DATASET EXCERPTS:

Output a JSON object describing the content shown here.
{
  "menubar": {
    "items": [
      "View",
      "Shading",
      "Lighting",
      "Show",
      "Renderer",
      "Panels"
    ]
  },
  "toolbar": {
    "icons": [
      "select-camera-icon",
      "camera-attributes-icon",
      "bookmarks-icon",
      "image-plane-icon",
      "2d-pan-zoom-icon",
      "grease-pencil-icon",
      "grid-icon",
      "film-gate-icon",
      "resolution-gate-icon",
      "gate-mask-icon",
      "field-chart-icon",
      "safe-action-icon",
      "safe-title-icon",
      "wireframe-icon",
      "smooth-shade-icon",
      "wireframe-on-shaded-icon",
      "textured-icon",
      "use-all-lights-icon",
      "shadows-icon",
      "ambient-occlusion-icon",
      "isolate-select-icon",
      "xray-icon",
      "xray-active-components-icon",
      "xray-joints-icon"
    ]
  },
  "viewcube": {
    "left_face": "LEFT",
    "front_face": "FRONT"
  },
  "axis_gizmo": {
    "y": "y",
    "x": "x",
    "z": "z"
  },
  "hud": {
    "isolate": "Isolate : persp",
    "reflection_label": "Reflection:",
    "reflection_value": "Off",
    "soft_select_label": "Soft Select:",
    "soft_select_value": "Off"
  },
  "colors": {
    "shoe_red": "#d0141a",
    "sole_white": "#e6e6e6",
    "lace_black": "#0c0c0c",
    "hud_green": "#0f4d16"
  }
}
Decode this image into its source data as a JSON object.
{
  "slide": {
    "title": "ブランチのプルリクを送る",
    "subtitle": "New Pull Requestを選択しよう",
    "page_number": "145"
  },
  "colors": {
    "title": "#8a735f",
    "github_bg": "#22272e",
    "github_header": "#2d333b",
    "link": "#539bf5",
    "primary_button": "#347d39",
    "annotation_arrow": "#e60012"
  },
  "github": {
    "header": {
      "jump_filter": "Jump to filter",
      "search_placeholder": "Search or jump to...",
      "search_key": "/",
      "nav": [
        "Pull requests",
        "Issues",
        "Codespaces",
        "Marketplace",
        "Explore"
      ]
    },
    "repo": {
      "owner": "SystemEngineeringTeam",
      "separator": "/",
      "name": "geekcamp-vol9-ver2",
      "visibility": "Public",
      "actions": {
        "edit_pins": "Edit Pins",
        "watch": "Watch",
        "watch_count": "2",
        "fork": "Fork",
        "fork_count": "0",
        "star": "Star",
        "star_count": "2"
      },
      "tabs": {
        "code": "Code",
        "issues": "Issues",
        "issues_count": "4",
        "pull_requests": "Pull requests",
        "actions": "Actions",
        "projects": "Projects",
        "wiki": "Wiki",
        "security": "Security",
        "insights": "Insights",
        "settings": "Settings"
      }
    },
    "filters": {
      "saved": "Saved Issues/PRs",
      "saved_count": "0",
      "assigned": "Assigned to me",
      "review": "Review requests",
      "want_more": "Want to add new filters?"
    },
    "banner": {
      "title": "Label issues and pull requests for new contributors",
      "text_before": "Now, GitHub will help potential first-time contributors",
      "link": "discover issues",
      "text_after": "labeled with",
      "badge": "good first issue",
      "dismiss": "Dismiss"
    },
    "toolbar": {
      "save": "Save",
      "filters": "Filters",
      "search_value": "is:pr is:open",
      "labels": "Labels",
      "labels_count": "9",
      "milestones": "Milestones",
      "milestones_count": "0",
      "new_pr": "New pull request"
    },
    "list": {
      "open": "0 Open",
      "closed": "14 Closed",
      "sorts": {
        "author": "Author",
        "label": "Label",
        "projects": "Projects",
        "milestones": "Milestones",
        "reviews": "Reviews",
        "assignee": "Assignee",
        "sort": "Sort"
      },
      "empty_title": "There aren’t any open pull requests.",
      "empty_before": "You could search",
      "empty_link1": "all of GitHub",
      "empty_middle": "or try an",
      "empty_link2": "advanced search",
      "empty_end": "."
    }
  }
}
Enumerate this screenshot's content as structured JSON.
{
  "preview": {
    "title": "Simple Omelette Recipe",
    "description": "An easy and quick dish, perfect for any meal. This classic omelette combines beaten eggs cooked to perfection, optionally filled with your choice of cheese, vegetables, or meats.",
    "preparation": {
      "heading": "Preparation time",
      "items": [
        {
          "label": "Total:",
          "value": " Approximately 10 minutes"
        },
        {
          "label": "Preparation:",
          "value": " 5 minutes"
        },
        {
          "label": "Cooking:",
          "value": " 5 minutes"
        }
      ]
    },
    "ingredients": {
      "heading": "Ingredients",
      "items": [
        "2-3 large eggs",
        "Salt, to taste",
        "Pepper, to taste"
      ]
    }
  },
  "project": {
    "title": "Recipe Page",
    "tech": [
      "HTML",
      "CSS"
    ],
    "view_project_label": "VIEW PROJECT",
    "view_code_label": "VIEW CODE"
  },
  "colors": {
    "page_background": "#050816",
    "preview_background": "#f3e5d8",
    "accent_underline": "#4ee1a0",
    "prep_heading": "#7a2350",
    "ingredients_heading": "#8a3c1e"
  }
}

EXERCISE: Scan the listing above for the word "gate" and copy every line that holds it.

EXERCISE SOLUTION:
      "film-gate-icon",
      "resolution-gate-icon",
      "gate-mask-icon",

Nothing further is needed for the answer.